WHAT TO DO:
Copy out all lines with the word "sciences" in them.

Figure data in JSON:
- - -

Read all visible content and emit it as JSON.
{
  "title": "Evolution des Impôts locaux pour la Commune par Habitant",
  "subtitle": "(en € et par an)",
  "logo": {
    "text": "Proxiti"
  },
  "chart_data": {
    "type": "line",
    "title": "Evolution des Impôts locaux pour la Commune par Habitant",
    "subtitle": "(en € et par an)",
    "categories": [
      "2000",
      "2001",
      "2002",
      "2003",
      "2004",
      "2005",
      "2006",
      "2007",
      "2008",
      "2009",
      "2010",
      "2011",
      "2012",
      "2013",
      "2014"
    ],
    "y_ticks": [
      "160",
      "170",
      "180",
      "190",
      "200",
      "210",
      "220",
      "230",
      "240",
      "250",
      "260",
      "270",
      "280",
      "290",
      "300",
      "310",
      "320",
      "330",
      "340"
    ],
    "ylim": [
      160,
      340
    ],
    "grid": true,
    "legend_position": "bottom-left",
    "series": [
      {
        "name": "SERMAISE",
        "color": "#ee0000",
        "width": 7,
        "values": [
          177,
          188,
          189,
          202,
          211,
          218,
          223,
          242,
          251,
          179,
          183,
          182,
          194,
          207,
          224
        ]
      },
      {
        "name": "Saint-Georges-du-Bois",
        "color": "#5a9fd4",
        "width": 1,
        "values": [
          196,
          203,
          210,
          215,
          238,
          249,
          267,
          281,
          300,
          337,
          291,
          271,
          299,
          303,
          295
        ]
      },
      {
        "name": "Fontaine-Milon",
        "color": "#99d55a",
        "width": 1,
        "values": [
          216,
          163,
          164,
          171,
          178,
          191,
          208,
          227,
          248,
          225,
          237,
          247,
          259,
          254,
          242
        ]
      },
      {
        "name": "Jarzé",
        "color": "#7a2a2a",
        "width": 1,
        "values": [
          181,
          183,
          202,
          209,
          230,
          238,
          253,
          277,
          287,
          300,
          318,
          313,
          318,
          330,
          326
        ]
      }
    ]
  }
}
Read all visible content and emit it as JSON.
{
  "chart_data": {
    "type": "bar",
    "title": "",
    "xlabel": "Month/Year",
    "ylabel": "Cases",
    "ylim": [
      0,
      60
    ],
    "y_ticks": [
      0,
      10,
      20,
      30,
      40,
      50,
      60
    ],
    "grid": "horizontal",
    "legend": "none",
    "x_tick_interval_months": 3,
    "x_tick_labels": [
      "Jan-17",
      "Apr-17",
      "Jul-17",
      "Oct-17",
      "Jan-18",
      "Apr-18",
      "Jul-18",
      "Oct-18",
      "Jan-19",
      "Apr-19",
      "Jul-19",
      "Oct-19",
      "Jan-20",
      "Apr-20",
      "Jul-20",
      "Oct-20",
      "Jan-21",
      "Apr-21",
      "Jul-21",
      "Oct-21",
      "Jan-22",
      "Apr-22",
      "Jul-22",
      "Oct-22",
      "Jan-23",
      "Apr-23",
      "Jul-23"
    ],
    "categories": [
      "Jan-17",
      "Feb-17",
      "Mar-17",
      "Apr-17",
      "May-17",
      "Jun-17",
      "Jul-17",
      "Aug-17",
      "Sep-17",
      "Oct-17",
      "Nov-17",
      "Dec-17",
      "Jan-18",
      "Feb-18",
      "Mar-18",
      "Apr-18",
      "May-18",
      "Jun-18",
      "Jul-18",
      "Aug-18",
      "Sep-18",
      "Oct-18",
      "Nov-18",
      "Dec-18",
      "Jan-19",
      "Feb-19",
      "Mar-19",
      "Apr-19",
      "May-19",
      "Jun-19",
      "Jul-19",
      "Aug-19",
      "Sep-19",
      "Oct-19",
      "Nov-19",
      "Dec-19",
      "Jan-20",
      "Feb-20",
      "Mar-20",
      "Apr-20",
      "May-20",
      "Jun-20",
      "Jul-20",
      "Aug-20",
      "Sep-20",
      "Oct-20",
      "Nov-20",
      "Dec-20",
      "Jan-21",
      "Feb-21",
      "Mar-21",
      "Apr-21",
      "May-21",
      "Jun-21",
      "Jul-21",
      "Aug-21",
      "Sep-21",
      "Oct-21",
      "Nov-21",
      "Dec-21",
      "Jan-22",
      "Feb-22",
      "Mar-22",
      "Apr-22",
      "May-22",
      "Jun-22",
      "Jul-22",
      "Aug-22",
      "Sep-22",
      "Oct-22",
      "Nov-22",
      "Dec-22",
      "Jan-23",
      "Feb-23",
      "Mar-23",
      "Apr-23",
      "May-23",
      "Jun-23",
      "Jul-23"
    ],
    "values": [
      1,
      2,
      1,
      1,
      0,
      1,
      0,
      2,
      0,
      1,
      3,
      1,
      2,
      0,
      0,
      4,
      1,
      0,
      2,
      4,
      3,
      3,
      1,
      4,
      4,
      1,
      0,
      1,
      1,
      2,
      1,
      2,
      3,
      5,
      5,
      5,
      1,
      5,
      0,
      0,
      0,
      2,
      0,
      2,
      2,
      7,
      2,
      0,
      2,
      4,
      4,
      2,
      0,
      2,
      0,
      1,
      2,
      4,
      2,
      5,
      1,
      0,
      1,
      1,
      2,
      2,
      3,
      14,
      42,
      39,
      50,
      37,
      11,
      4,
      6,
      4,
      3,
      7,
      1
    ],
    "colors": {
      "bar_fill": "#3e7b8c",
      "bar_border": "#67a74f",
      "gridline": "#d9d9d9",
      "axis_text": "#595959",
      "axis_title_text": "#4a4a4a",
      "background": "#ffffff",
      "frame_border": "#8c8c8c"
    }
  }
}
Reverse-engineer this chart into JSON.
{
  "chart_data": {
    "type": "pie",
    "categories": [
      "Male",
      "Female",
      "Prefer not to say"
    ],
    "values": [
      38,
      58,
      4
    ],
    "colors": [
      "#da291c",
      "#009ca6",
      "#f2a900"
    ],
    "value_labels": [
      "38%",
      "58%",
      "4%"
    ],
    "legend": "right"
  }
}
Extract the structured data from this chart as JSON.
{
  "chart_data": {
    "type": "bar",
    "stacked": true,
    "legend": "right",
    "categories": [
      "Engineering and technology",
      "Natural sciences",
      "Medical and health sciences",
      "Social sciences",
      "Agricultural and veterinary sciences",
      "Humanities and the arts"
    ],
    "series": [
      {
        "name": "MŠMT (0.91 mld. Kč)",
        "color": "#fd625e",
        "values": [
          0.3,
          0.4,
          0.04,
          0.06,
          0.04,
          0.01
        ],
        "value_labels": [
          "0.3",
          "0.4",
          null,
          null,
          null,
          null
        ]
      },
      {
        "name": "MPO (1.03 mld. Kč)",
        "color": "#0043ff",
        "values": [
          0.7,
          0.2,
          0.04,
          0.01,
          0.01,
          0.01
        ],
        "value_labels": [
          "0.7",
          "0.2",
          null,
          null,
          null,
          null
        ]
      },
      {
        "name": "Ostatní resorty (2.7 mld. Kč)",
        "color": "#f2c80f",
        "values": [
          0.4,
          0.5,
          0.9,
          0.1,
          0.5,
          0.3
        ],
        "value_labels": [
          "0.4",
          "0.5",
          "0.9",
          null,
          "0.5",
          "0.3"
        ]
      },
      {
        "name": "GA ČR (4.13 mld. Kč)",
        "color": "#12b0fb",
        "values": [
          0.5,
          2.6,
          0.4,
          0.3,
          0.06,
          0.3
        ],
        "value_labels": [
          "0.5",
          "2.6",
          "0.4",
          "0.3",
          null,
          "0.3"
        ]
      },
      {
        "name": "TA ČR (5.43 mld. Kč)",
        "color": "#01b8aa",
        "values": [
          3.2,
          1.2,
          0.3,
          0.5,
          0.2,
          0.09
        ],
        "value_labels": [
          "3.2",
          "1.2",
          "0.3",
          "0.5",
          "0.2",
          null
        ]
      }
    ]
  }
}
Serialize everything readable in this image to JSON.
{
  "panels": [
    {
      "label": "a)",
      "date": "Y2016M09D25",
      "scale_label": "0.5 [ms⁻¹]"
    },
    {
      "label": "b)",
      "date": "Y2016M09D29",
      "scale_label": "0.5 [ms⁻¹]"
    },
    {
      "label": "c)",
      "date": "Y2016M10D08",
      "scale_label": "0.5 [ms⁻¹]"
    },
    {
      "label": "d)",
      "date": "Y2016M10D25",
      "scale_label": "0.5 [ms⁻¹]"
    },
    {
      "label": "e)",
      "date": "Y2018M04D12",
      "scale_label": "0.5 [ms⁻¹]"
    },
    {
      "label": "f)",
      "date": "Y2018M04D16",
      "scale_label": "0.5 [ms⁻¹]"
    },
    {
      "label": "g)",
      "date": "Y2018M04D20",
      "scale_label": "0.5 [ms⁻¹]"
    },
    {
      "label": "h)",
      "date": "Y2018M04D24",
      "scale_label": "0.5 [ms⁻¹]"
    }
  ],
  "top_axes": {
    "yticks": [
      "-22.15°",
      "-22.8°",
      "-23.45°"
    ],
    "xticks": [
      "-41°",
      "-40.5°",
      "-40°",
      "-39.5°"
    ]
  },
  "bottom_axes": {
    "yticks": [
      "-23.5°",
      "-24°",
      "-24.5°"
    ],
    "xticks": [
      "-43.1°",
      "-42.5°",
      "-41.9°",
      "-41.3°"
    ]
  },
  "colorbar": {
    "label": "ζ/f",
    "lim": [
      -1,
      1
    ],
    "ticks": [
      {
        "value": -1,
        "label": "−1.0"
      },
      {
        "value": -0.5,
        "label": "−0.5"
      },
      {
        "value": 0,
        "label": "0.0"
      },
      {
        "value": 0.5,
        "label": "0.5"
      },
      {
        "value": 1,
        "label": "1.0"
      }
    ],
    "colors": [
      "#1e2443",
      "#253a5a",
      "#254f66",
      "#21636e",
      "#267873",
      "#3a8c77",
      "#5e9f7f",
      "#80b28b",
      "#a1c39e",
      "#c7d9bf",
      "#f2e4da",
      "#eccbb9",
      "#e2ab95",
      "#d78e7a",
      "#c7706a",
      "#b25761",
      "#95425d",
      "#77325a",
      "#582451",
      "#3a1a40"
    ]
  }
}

- - -

EXERCISE RESPONSE:
      "Natural sciences",
      "Medical and health sciences",
      "Social sciences",
      "Agricultural and veterinary sciences",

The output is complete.